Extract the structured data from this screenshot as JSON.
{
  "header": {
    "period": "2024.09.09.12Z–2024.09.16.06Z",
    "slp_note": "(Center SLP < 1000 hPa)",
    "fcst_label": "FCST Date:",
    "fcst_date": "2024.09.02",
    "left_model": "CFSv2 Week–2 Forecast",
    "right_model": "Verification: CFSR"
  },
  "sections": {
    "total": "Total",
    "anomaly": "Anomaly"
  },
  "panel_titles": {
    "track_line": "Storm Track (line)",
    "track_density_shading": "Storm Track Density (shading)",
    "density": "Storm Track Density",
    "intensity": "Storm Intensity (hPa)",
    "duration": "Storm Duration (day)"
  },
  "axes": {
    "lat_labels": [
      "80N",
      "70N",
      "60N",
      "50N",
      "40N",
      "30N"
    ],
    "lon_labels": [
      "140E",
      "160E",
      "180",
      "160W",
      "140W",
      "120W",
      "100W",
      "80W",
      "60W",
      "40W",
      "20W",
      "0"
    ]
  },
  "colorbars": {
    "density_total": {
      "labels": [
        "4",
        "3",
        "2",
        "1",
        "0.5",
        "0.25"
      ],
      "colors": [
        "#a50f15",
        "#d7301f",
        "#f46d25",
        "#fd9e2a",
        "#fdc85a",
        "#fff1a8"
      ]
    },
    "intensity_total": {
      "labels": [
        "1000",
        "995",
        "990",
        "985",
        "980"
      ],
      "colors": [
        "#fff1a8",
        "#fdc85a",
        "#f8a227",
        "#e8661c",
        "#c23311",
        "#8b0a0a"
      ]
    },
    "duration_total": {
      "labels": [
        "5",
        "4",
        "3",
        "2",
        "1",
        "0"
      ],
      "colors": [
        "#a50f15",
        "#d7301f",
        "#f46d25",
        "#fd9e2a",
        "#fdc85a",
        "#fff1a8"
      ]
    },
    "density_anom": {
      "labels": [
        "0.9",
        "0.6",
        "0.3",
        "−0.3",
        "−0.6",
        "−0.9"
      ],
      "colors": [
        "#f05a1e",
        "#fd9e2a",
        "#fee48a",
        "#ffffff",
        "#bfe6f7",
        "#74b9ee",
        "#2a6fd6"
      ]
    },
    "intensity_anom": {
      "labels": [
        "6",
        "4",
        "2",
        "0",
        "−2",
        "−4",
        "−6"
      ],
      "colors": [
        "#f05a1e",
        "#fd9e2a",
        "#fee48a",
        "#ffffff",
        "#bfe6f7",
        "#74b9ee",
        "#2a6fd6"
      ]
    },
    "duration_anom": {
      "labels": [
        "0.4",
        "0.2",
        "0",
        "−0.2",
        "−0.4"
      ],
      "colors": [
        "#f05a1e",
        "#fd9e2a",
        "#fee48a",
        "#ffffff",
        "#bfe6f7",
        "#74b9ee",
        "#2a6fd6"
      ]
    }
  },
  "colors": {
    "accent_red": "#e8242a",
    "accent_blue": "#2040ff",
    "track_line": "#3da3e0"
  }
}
═══
**The task:** Above are some records; repeat all of them exactly.

**Response for this exercise:**
Extract the structured data from this screenshot as JSON.
{
  "header": {
    "period": "2024.09.09.12Z–2024.09.16.06Z",
    "slp_note": "(Center SLP < 1000 hPa)",
    "fcst_label": "FCST Date:",
    "fcst_date": "2024.09.02",
    "left_model": "CFSv2 Week–2 Forecast",
    "right_model": "Verification: CFSR"
  },
  "sections": {
    "total": "Total",
    "anomaly": "Anomaly"
  },
  "panel_titles": {
    "track_line": "Storm Track (line)",
    "track_density_shading": "Storm Track Density (shading)",
    "density": "Storm Track Density",
    "intensity": "Storm Intensity (hPa)",
    "duration": "Storm Duration (day)"
  },
  "axes": {
    "lat_labels": [
      "80N",
      "70N",
      "60N",
      "50N",
      "40N",
      "30N"
    ],
    "lon_labels": [
      "140E",
      "160E",
      "180",
      "160W",
      "140W",
      "120W",
      "100W",
      "80W",
      "60W",
      "40W",
      "20W",
      "0"
    ]
  },
  "colorbars": {
    "density_total": {
      "labels": [
        "4",
        "3",
        "2",
        "1",
        "0.5",
        "0.25"
      ],
      "colors": [
        "#a50f15",
        "#d7301f",
        "#f46d25",
        "#fd9e2a",
        "#fdc85a",
        "#fff1a8"
      ]
    },
    "intensity_total": {
      "labels": [
        "1000",
        "995",
        "990",
        "985",
        "980"
      ],
      "colors": [
        "#fff1a8",
        "#fdc85a",
        "#f8a227",
        "#e8661c",
        "#c23311",
        "#8b0a0a"
      ]
    },
    "duration_total": {
      "labels": [
        "5",
        "4",
        "3",
        "2",
        "1",
        "0"
      ],
      "colors": [
        "#a50f15",
        "#d7301f",
        "#f46d25",
        "#fd9e2a",
        "#fdc85a",
        "#fff1a8"
      ]
    },
    "density_anom": {
      "labels": [
        "0.9",
        "0.6",
        "0.3",
        "−0.3",
        "−0.6",
        "−0.9"
      ],
      "colors": [
        "#f05a1e",
        "#fd9e2a",
        "#fee48a",
        "#ffffff",
        "#bfe6f7",
        "#74b9ee",
        "#2a6fd6"
      ]
    },
    "intensity_anom": {
      "labels": [
        "6",
        "4",
        "2",
        "0",
        "−2",
        "−4",
        "−6"
      ],
      "colors": [
        "#f05a1e",
        "#fd9e2a",
        "#fee48a",
        "#ffffff",
        "#bfe6f7",
        "#74b9ee",
        "#2a6fd6"
      ]
    },
    "duration_anom": {
      "labels": [
        "0.4",
        "0.2",
        "0",
        "−0.2",
        "−0.4"
      ],
      "colors": [
        "#f05a1e",
        "#fd9e2a",
        "#fee48a",
        "#ffffff",
        "#bfe6f7",
        "#74b9ee",
        "#2a6fd6"
      ]
    }
  },
  "colors": {
    "accent_red": "#e8242a",
    "accent_blue": "#2040ff",
    "track_line": "#3da3e0"
  }
}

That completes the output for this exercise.